The task - Return the entries verbatim and drop every picture.

———

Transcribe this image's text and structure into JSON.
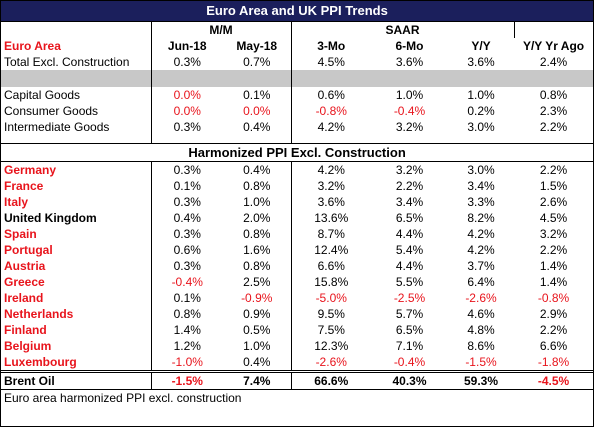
{
  "title": "Euro Area and UK PPI Trends",
  "group_headers": [
    "M/M",
    "SAAR"
  ],
  "header_label": "Euro Area",
  "columns": [
    "Jun-18",
    "May-18",
    "3-Mo",
    "6-Mo",
    "Y/Y",
    "Y/Y Yr Ago"
  ],
  "total": {
    "label": "Total Excl. Construction",
    "cells": [
      "0.3%",
      "0.7%",
      "4.5%",
      "3.6%",
      "3.6%",
      "2.4%"
    ]
  },
  "goods": [
    {
      "label": "Capital Goods",
      "cells": [
        "0.0%",
        "0.1%",
        "0.6%",
        "1.0%",
        "1.0%",
        "0.8%"
      ]
    },
    {
      "label": "Consumer Goods",
      "cells": [
        "0.0%",
        "0.0%",
        "-0.8%",
        "-0.4%",
        "0.2%",
        "2.3%"
      ]
    },
    {
      "label": "Intermediate Goods",
      "cells": [
        "0.3%",
        "0.4%",
        "4.2%",
        "3.2%",
        "3.0%",
        "2.2%"
      ]
    }
  ],
  "section_title": "Harmonized PPI Excl. Construction",
  "countries": [
    {
      "label": "Germany",
      "color": "#e8141c",
      "cells": [
        "0.3%",
        "0.4%",
        "4.2%",
        "3.2%",
        "3.0%",
        "2.2%"
      ]
    },
    {
      "label": "France",
      "color": "#e8141c",
      "cells": [
        "0.1%",
        "0.8%",
        "3.2%",
        "2.2%",
        "3.4%",
        "1.5%"
      ]
    },
    {
      "label": "Italy",
      "color": "#e8141c",
      "cells": [
        "0.3%",
        "1.0%",
        "3.6%",
        "3.4%",
        "3.3%",
        "2.6%"
      ]
    },
    {
      "label": "United Kingdom",
      "color": "#000000",
      "cells": [
        "0.4%",
        "2.0%",
        "13.6%",
        "6.5%",
        "8.2%",
        "4.5%"
      ]
    },
    {
      "label": "Spain",
      "color": "#e8141c",
      "cells": [
        "0.3%",
        "0.8%",
        "8.7%",
        "4.4%",
        "4.2%",
        "3.2%"
      ]
    },
    {
      "label": "Portugal",
      "color": "#e8141c",
      "cells": [
        "0.6%",
        "1.6%",
        "12.4%",
        "5.4%",
        "4.2%",
        "2.2%"
      ]
    },
    {
      "label": "Austria",
      "color": "#e8141c",
      "cells": [
        "0.3%",
        "0.8%",
        "6.6%",
        "4.4%",
        "3.7%",
        "1.4%"
      ]
    },
    {
      "label": "Greece",
      "color": "#e8141c",
      "cells": [
        "-0.4%",
        "2.5%",
        "15.8%",
        "5.5%",
        "6.4%",
        "1.4%"
      ]
    },
    {
      "label": "Ireland",
      "color": "#e8141c",
      "cells": [
        "0.1%",
        "-0.9%",
        "-5.0%",
        "-2.5%",
        "-2.6%",
        "-0.8%"
      ]
    },
    {
      "label": "Netherlands",
      "color": "#e8141c",
      "cells": [
        "0.8%",
        "0.9%",
        "9.5%",
        "5.7%",
        "4.6%",
        "2.9%"
      ]
    },
    {
      "label": "Finland",
      "color": "#e8141c",
      "cells": [
        "1.4%",
        "0.5%",
        "7.5%",
        "6.5%",
        "4.8%",
        "2.2%"
      ]
    },
    {
      "label": "Belgium",
      "color": "#e8141c",
      "cells": [
        "1.2%",
        "1.0%",
        "12.3%",
        "7.1%",
        "8.6%",
        "6.6%"
      ]
    },
    {
      "label": "Luxembourg",
      "color": "#e8141c",
      "cells": [
        "-1.0%",
        "0.4%",
        "-2.6%",
        "-0.4%",
        "-1.5%",
        "-1.8%"
      ]
    }
  ],
  "brent": {
    "label": "Brent Oil",
    "cells": [
      "-1.5%",
      "7.4%",
      "66.6%",
      "40.3%",
      "59.3%",
      "-4.5%"
    ]
  },
  "footer": "Euro area harmonized PPI excl. construction"
}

———

Exercise solution -
Transcribe this image's text and structure into JSON.
{
  "title": "Euro Area and UK PPI Trends",
  "group_headers": [
    "M/M",
    "SAAR"
  ],
  "header_label": "Euro Area",
  "columns": [
    "Jun-18",
    "May-18",
    "3-Mo",
    "6-Mo",
    "Y/Y",
    "Y/Y Yr Ago"
  ],
  "total": {
    "label": "Total Excl. Construction",
    "cells": [
      "0.3%",
      "0.7%",
      "4.5%",
      "3.6%",
      "3.6%",
      "2.4%"
    ]
  },
  "goods": [
    {
      "label": "Capital Goods",
      "cells": [
        "0.0%",
        "0.1%",
        "0.6%",
        "1.0%",
        "1.0%",
        "0.8%"
      ]
    },
    {
      "label": "Consumer Goods",
      "cells": [
        "0.0%",
        "0.0%",
        "-0.8%",
        "-0.4%",
        "0.2%",
        "2.3%"
      ]
    },
    {
      "label": "Intermediate Goods",
      "cells": [
        "0.3%",
        "0.4%",
        "4.2%",
        "3.2%",
        "3.0%",
        "2.2%"
      ]
    }
  ],
  "section_title": "Harmonized PPI Excl. Construction",
  "countries": [
    {
      "label": "Germany",
      "color": "#e8141c",
      "cells": [
        "0.3%",
        "0.4%",
        "4.2%",
        "3.2%",
        "3.0%",
        "2.2%"
      ]
    },
    {
      "label": "France",
      "color": "#e8141c",
      "cells": [
        "0.1%",
        "0.8%",
        "3.2%",
        "2.2%",
        "3.4%",
        "1.5%"
      ]
    },
    {
      "label": "Italy",
      "color": "#e8141c",
      "cells": [
        "0.3%",
        "1.0%",
        "3.6%",
        "3.4%",
        "3.3%",
        "2.6%"
      ]
    },
    {
      "label": "United Kingdom",
      "color": "#000000",
      "cells": [
        "0.4%",
        "2.0%",
        "13.6%",
        "6.5%",
        "8.2%",
        "4.5%"
      ]
    },
    {
      "label": "Spain",
      "color": "#e8141c",
      "cells": [
        "0.3%",
        "0.8%",
        "8.7%",
        "4.4%",
        "4.2%",
        "3.2%"
      ]
    },
    {
      "label": "Portugal",
      "color": "#e8141c",
      "cells": [
        "0.6%",
        "1.6%",
        "12.4%",
        "5.4%",
        "4.2%",
        "2.2%"
      ]
    },
    {
      "label": "Austria",
      "color": "#e8141c",
      "cells": [
        "0.3%",
        "0.8%",
        "6.6%",
        "4.4%",
        "3.7%",
        "1.4%"
      ]
    },
    {
      "label": "Greece",
      "color": "#e8141c",
      "cells": [
        "-0.4%",
        "2.5%",
        "15.8%",
        "5.5%",
        "6.4%",
        "1.4%"
      ]
    },
    {
      "label": "Ireland",
      "color": "#e8141c",
      "cells": [
        "0.1%",
        "-0.9%",
        "-5.0%",
        "-2.5%",
        "-2.6%",
        "-0.8%"
      ]
    },
    {
      "label": "Netherlands",
      "color": "#e8141c",
      "cells": [
        "0.8%",
        "0.9%",
        "9.5%",
        "5.7%",
        "4.6%",
        "2.9%"
      ]
    },
    {
      "label": "Finland",
      "color": "#e8141c",
      "cells": [
        "1.4%",
        "0.5%",
        "7.5%",
        "6.5%",
        "4.8%",
        "2.2%"
      ]
    },
    {
      "label": "Belgium",
      "color": "#e8141c",
      "cells": [
        "1.2%",
        "1.0%",
        "12.3%",
        "7.1%",
        "8.6%",
        "6.6%"
      ]
    },
    {
      "label": "Luxembourg",
      "color": "#e8141c",
      "cells": [
        "-1.0%",
        "0.4%",
        "-2.6%",
        "-0.4%",
        "-1.5%",
        "-1.8%"
      ]
    }
  ],
  "brent": {
    "label": "Brent Oil",
    "cells": [
      "-1.5%",
      "7.4%",
      "66.6%",
      "40.3%",
      "59.3%",
      "-4.5%"
    ]
  },
  "footer": "Euro area harmonized PPI excl. construction"
}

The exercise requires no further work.